Task to complete: Look through the entries and report how many lines include the word "this". Give the number alone.

Records for the task:
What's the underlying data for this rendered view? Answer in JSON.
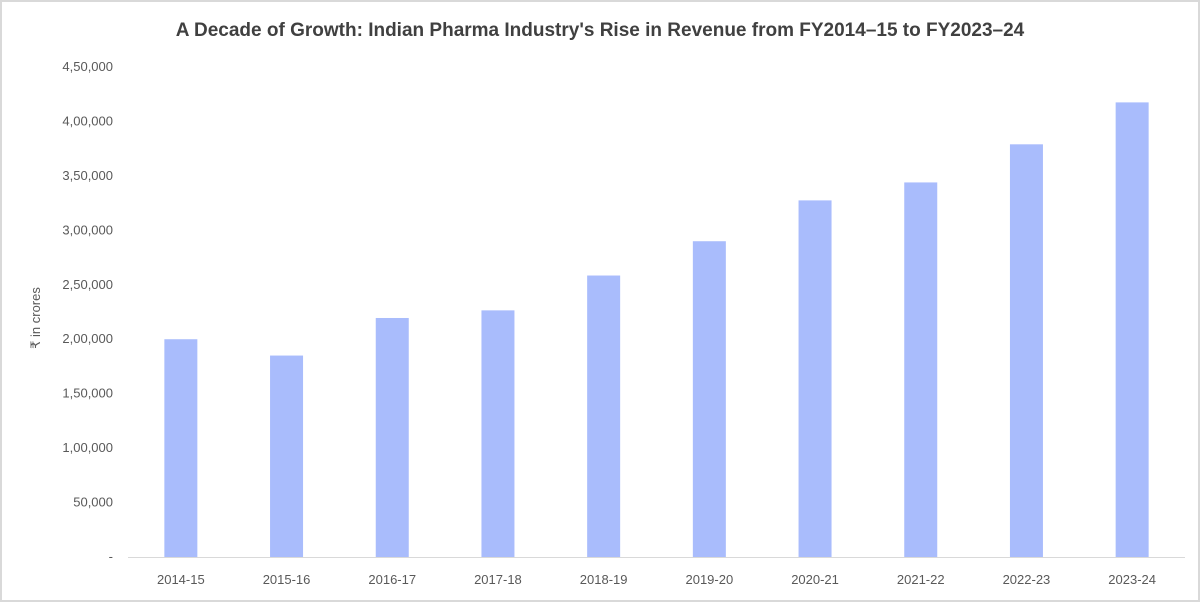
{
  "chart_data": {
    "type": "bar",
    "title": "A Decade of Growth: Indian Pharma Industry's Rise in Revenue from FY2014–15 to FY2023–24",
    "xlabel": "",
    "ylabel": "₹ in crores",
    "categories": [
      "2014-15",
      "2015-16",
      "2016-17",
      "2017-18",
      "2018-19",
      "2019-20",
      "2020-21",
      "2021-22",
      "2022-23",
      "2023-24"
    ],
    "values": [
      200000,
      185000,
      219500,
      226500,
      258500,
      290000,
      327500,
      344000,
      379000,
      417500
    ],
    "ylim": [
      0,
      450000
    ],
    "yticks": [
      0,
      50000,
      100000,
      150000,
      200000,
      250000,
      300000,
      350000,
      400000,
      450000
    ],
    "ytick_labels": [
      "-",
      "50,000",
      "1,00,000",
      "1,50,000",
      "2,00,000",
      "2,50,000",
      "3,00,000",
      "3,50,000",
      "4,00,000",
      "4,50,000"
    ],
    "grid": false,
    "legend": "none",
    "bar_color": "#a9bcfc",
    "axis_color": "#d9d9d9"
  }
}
--
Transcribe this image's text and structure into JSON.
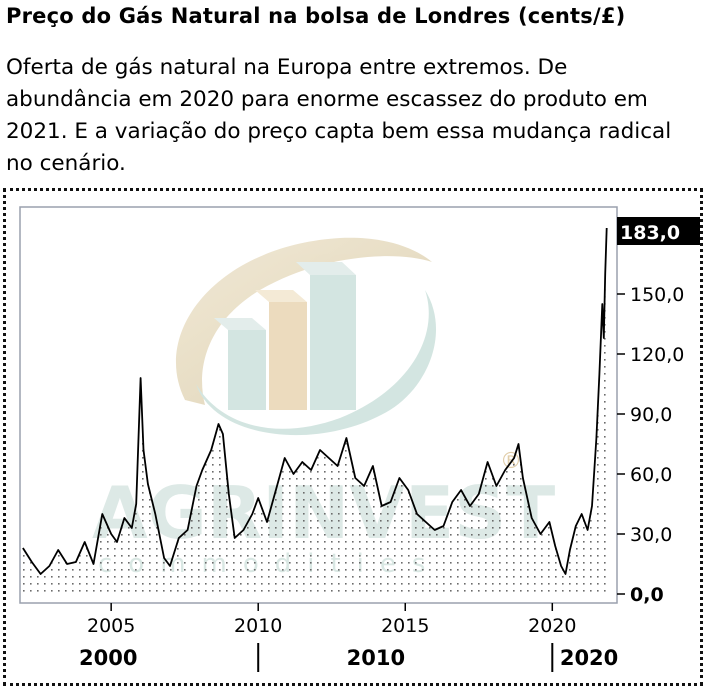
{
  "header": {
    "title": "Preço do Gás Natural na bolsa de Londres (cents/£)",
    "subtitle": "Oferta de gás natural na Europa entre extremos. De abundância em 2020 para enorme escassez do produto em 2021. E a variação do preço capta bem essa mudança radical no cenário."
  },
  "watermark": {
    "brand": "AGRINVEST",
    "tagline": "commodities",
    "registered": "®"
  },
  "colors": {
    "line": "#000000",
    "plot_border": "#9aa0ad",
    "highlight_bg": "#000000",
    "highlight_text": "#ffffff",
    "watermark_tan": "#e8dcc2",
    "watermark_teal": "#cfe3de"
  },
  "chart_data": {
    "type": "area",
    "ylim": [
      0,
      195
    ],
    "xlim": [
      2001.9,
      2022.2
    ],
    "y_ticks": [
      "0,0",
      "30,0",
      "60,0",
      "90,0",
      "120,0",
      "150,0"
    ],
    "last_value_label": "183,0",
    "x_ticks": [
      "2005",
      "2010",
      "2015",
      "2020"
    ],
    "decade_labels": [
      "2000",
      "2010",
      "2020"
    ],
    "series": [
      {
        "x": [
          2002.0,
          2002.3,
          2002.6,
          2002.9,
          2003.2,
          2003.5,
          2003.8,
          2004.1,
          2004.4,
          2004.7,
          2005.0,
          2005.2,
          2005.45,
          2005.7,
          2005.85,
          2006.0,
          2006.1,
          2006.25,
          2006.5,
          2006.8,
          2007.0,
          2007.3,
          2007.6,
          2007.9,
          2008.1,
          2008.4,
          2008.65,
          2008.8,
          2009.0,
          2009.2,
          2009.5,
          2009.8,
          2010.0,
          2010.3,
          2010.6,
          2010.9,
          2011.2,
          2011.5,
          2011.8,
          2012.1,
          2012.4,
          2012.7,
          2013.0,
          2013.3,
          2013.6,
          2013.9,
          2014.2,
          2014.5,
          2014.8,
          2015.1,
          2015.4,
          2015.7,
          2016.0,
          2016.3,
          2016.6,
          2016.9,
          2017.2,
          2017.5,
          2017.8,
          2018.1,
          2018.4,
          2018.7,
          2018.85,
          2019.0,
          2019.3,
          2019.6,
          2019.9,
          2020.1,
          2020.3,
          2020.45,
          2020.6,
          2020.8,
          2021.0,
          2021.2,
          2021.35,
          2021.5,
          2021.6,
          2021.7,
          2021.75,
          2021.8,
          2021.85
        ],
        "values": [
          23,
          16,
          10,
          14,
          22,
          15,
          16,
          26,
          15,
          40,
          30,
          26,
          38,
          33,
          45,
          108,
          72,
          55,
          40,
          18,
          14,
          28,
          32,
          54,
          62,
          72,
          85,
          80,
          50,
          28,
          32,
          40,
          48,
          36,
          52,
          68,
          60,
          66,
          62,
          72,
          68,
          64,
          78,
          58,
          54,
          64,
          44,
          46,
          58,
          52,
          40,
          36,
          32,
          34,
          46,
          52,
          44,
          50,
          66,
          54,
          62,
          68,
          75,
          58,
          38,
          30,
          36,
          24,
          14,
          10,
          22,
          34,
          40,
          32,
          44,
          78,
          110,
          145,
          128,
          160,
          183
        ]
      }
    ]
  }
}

Task result: 2